*What to work on*: Return the number of lines that contain the word "date", and return nothing else.

— Start —

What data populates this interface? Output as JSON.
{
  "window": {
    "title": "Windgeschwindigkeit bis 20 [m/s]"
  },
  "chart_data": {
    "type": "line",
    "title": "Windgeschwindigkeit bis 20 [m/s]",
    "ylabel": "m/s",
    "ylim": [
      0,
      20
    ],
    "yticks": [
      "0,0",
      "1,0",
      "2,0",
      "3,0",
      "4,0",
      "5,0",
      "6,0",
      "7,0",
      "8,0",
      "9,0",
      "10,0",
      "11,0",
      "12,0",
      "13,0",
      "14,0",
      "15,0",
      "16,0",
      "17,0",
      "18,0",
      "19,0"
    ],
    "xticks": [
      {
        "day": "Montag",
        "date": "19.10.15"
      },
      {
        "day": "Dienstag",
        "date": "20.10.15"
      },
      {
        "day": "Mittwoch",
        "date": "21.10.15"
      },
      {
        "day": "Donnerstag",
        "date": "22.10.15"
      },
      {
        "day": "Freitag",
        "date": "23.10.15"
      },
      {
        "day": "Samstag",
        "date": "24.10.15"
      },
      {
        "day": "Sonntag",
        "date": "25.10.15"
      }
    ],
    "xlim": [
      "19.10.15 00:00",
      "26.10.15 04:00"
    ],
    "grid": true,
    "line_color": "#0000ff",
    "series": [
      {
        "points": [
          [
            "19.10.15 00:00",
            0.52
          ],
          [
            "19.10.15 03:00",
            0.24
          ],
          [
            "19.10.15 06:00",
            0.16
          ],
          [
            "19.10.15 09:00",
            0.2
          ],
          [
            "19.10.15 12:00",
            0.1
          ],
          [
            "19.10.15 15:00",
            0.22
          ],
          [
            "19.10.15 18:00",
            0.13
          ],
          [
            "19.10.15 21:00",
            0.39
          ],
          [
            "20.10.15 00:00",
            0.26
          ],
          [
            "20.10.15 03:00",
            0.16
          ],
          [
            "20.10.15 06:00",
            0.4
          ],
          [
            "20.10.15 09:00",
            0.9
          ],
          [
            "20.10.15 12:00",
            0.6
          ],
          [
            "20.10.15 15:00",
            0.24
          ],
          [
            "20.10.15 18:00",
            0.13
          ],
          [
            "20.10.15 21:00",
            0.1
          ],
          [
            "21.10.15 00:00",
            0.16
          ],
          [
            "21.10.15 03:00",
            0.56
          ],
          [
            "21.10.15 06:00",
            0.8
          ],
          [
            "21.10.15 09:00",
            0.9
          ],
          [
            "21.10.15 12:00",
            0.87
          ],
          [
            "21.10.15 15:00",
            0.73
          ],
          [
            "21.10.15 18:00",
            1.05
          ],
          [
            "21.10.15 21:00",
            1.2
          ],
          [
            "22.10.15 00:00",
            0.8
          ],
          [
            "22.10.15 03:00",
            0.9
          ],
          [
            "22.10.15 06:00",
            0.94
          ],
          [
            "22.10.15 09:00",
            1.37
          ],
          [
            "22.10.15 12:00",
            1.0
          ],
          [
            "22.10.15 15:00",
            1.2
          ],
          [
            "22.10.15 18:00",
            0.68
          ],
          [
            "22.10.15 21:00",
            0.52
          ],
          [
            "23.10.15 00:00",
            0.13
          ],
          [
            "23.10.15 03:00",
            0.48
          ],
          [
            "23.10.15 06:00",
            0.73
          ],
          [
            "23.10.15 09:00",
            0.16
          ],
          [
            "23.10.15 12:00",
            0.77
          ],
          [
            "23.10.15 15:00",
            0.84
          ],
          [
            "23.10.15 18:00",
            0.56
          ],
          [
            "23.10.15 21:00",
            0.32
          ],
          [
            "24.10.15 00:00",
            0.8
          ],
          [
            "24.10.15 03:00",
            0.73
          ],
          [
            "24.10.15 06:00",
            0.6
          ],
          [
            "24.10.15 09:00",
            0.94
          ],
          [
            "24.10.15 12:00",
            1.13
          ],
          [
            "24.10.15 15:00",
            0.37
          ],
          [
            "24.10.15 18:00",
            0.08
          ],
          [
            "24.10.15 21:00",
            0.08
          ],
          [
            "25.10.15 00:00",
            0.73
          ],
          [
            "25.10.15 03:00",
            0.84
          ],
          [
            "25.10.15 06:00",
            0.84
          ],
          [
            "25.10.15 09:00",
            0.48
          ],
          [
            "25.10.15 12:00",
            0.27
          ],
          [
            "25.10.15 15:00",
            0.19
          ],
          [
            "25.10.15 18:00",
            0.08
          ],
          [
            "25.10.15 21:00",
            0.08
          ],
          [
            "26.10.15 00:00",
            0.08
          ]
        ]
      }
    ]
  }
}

— End —

*Answer for this exercise*: 7